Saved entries
****************************************
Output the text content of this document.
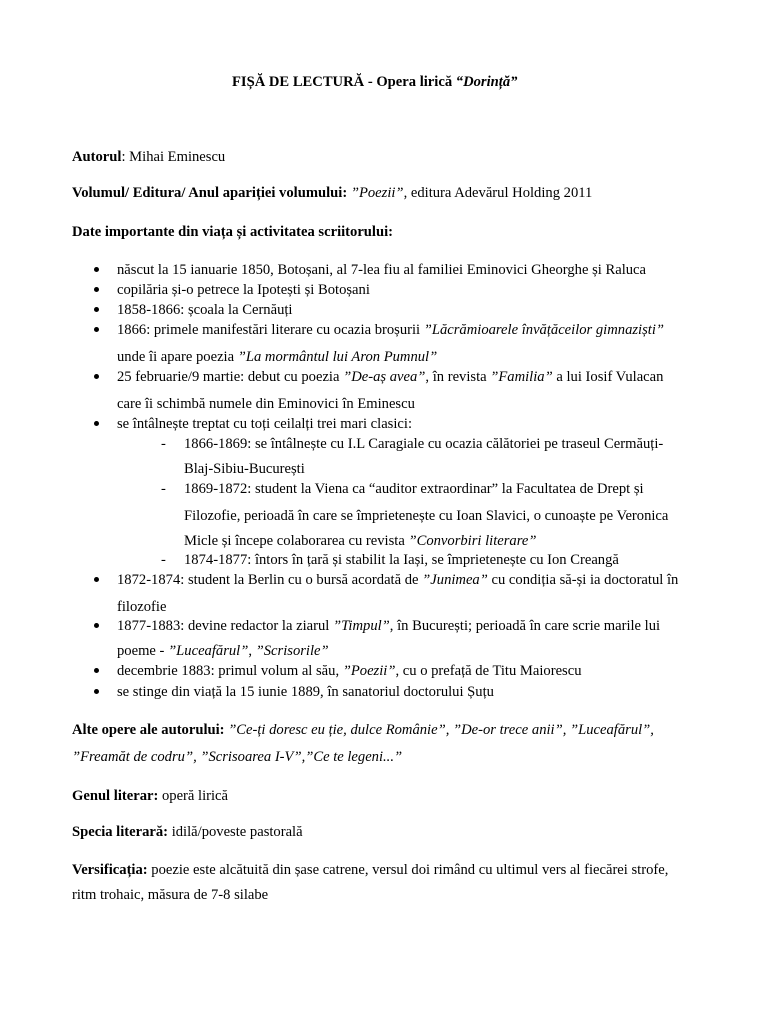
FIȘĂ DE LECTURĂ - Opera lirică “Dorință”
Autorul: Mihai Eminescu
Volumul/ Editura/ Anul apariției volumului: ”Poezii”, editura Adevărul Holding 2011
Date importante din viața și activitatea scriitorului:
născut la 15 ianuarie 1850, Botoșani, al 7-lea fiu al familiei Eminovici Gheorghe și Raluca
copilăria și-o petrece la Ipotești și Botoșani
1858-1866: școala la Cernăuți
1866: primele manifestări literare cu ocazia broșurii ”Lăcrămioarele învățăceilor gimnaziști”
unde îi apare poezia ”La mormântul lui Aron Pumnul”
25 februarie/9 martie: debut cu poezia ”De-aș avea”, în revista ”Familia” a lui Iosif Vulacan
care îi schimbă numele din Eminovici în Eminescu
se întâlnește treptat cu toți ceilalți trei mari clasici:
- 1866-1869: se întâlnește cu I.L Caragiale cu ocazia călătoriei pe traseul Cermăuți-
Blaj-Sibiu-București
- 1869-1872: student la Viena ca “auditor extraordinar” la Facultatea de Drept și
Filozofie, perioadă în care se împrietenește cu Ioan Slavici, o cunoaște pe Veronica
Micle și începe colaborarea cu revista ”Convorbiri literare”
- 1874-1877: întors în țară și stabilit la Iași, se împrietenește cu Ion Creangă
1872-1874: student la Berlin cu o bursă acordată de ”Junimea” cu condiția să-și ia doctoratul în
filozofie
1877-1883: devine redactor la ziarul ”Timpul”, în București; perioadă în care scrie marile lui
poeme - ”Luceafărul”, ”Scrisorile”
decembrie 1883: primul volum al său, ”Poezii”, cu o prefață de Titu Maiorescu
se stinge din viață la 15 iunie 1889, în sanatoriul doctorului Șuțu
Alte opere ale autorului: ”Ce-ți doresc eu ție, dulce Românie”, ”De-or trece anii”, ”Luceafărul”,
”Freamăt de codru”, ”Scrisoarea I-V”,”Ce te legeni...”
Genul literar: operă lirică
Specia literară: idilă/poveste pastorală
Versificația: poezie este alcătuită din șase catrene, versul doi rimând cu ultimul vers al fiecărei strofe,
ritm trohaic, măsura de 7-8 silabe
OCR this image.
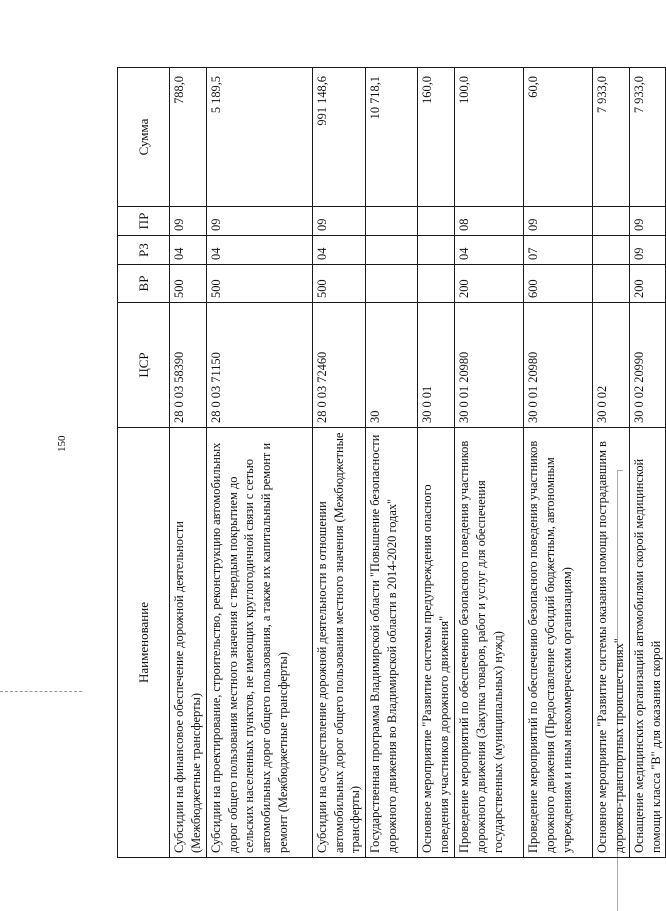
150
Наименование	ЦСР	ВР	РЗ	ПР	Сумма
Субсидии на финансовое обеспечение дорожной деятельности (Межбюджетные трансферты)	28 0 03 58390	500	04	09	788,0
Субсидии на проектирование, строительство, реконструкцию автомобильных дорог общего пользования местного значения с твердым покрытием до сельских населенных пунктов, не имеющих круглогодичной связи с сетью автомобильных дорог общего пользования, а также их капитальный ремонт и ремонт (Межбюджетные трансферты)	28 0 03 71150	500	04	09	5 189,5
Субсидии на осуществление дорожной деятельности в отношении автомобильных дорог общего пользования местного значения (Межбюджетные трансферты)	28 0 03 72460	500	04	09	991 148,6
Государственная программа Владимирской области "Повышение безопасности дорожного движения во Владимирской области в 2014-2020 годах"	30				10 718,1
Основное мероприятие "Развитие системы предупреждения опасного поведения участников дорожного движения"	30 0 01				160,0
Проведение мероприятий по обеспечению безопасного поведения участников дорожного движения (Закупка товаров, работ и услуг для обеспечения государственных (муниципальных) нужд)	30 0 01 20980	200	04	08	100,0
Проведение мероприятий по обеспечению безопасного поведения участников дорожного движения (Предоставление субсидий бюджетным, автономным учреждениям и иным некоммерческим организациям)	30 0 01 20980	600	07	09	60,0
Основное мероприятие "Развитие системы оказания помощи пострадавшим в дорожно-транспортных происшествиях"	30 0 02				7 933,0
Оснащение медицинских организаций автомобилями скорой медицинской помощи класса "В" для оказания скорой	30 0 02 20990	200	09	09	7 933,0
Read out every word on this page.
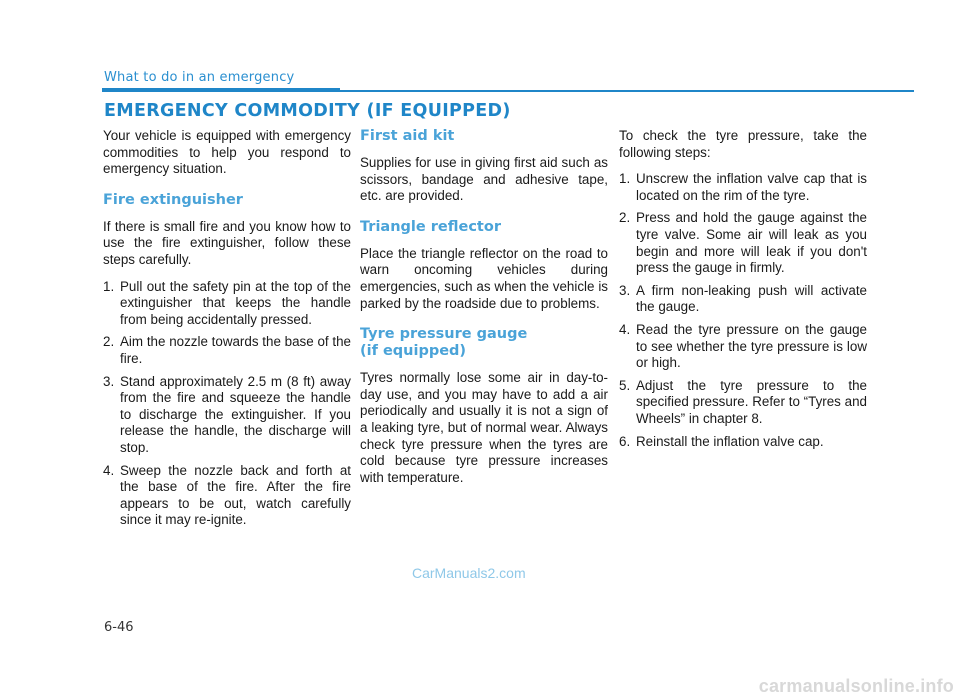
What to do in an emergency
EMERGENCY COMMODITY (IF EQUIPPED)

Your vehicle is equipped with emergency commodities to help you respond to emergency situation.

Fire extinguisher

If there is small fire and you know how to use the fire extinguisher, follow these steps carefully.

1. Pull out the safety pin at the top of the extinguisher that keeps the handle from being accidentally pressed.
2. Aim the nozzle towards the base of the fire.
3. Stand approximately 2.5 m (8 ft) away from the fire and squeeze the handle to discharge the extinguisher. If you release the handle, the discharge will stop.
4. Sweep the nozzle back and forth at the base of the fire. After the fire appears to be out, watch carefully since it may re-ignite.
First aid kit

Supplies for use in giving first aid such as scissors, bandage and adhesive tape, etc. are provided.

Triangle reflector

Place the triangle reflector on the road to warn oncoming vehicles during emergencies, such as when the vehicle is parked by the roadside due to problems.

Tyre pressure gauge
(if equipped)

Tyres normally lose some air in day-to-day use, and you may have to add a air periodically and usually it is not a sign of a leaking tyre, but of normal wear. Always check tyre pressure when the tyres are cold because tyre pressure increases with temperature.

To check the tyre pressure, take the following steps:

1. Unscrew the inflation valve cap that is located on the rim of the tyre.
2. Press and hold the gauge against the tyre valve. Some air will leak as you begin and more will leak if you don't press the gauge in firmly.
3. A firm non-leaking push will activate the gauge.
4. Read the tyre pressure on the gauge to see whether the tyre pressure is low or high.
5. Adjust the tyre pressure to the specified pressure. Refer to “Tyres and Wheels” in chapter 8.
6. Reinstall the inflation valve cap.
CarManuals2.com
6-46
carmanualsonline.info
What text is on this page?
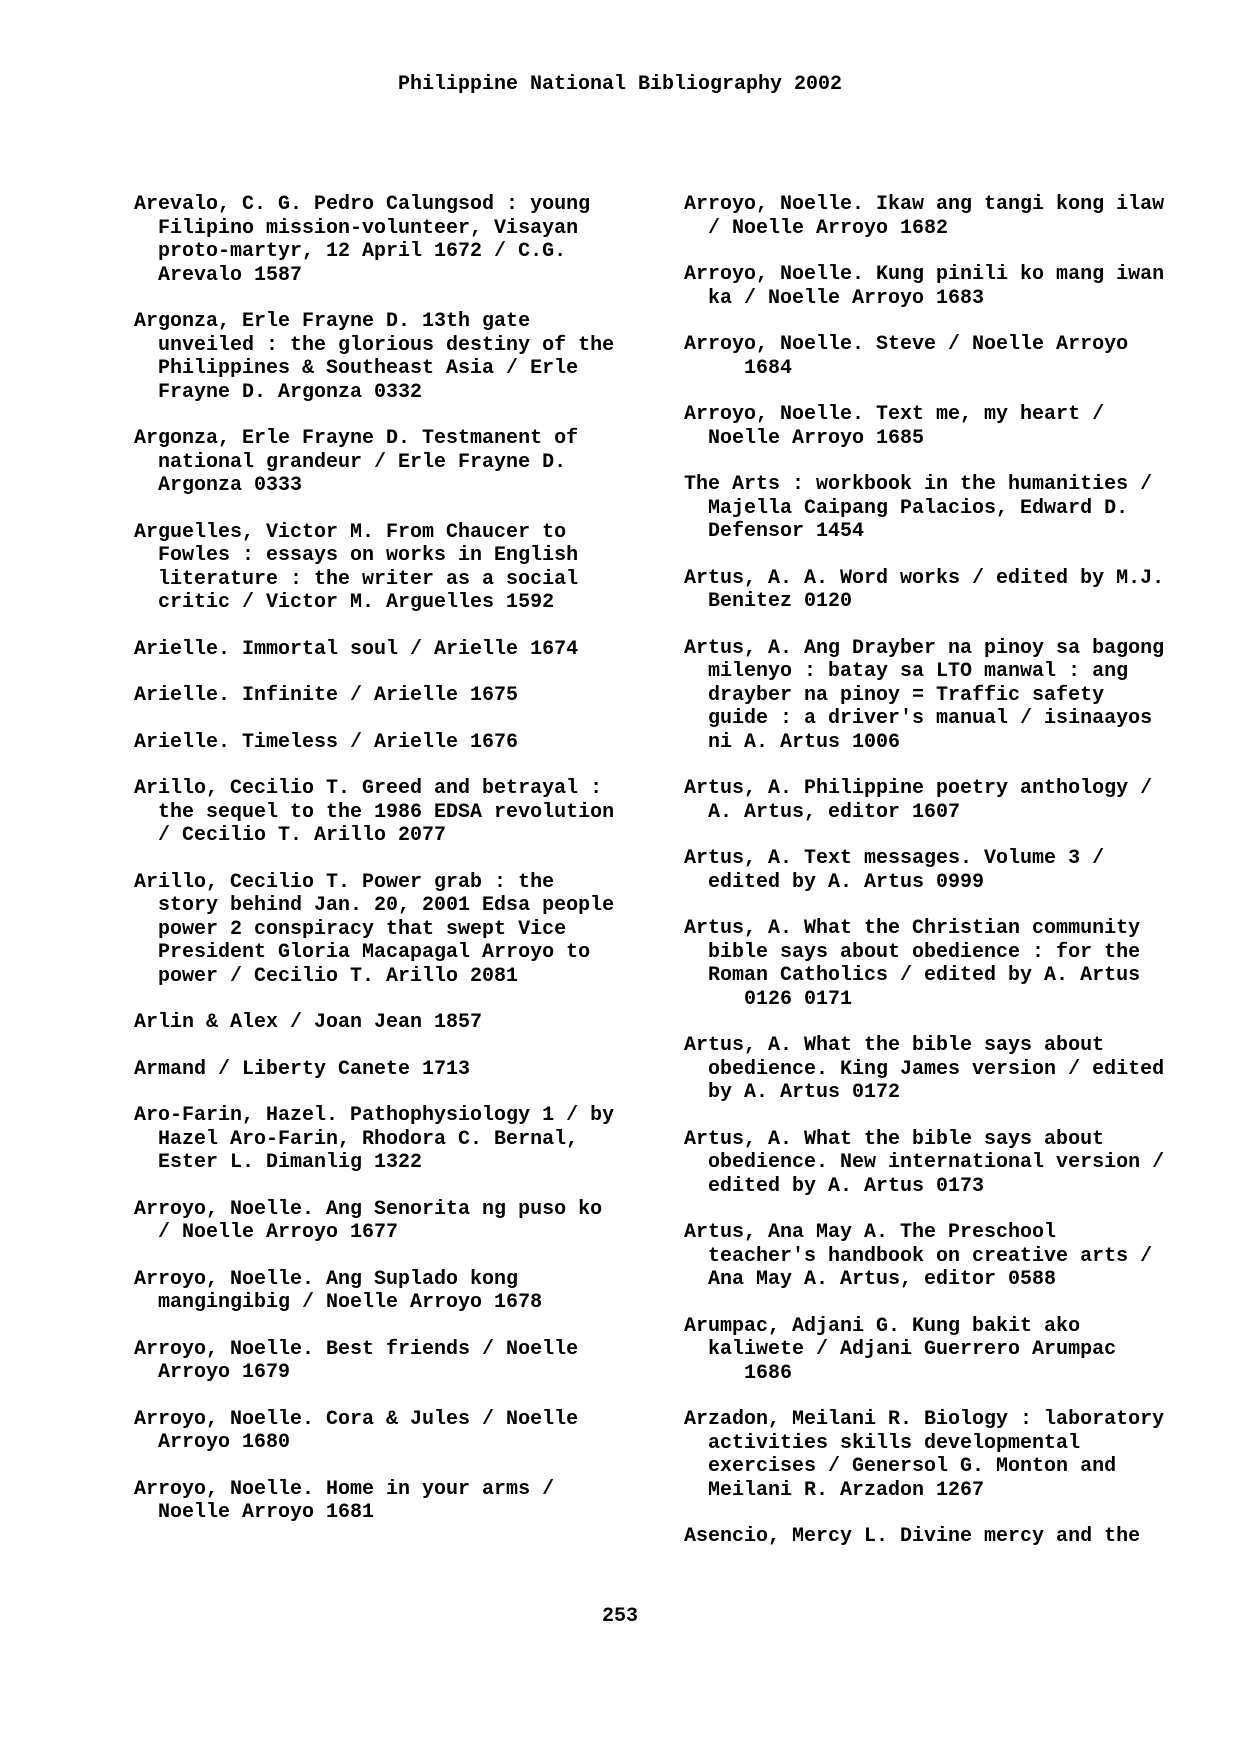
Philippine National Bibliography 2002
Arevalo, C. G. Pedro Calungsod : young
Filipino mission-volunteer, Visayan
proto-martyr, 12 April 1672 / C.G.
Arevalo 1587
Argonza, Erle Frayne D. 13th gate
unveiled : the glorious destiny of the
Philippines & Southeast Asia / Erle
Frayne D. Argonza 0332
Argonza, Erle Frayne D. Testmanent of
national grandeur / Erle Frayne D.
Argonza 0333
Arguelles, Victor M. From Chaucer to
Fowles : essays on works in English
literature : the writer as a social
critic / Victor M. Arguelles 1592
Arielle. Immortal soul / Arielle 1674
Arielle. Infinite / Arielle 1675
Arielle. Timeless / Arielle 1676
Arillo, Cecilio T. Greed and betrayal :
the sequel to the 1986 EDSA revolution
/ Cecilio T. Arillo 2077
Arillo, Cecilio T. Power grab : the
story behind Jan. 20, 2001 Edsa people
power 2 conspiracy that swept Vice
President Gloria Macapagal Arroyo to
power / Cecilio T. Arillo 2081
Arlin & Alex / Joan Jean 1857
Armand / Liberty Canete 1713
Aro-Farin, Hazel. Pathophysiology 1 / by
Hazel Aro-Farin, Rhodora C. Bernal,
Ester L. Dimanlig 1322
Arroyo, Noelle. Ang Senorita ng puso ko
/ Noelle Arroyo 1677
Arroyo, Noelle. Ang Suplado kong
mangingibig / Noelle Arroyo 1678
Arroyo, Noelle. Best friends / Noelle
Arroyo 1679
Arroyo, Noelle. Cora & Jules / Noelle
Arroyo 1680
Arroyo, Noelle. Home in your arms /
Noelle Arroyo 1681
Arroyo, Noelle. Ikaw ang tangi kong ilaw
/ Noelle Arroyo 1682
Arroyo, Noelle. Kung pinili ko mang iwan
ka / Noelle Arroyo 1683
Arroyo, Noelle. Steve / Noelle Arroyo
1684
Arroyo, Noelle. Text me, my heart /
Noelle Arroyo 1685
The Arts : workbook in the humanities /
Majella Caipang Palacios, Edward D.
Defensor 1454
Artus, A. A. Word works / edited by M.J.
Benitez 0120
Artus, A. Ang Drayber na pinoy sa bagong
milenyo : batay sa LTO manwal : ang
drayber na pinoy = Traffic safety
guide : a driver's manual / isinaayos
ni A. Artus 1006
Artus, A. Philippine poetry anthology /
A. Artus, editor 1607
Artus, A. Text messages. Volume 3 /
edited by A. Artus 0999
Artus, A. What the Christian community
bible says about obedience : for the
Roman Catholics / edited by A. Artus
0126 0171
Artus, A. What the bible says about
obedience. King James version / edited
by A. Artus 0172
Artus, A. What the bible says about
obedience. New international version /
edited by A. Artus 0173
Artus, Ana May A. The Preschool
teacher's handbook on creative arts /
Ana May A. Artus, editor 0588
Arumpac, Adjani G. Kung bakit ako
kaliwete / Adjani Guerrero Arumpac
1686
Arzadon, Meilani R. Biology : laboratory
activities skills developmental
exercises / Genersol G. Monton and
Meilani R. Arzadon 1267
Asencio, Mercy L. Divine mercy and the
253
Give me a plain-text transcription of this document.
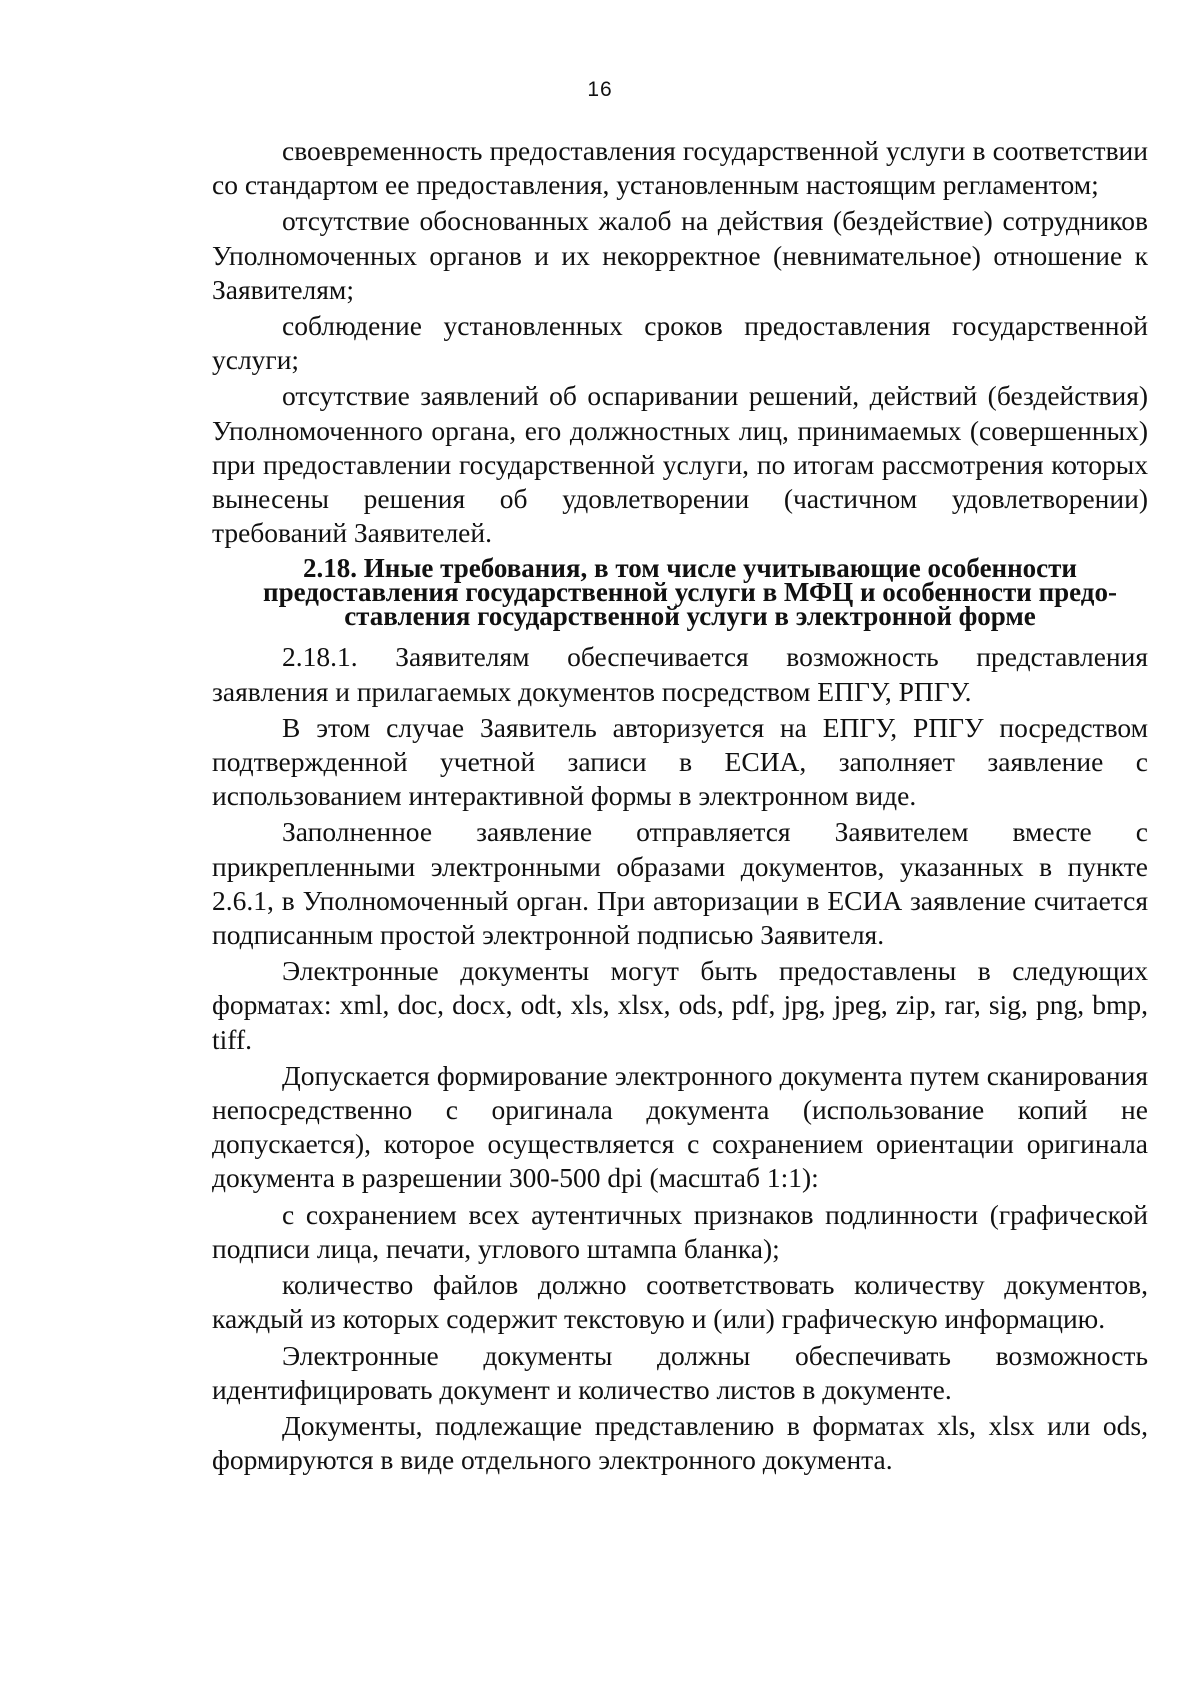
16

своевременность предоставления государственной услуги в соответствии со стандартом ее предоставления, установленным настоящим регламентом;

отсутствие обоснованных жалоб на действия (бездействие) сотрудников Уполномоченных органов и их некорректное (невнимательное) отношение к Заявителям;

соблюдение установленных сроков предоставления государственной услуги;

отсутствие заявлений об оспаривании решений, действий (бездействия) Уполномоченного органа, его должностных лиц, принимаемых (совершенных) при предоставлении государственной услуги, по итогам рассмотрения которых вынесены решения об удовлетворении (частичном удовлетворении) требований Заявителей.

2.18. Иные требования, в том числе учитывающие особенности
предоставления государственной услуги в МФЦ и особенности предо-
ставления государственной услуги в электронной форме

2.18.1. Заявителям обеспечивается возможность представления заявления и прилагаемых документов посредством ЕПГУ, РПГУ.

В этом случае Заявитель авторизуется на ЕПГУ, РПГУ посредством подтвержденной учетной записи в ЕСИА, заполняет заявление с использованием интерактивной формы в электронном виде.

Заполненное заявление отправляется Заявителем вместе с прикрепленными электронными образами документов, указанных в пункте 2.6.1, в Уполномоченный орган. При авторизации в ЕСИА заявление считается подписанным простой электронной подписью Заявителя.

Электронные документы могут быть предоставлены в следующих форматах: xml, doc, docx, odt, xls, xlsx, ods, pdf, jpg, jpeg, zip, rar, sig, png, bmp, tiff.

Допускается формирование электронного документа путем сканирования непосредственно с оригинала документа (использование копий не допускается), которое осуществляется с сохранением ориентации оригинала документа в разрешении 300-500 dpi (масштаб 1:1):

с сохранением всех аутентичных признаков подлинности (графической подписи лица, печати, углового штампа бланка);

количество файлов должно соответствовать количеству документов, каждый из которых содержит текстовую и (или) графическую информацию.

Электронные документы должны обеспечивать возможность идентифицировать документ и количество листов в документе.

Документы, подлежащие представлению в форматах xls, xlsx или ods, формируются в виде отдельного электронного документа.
****************************************
* To be done:
Search the data for the string "Субсидии". List each line that has it.

* Written answer:
Субсидии на финансовое обеспечение дорожной деятельности (Межбюджетные трансферты)	28 0 03 58390	500	04	09	788,0
Субсидии на проектирование, строительство, реконструкцию автомобильных дорог общего пользования местного значения с твердым покрытием до сельских населенных пунктов, не имеющих круглогодичной связи с сетью автомобильных дорог общего пользования, а также их капитальный ремонт и ремонт (Межбюджетные трансферты)	28 0 03 71150	500	04	09	5 189,5
Субсидии на осуществление дорожной деятельности в отношении автомобильных дорог общего пользования местного значения (Межбюджетные трансферты)	28 0 03 72460	500	04	09	991 148,6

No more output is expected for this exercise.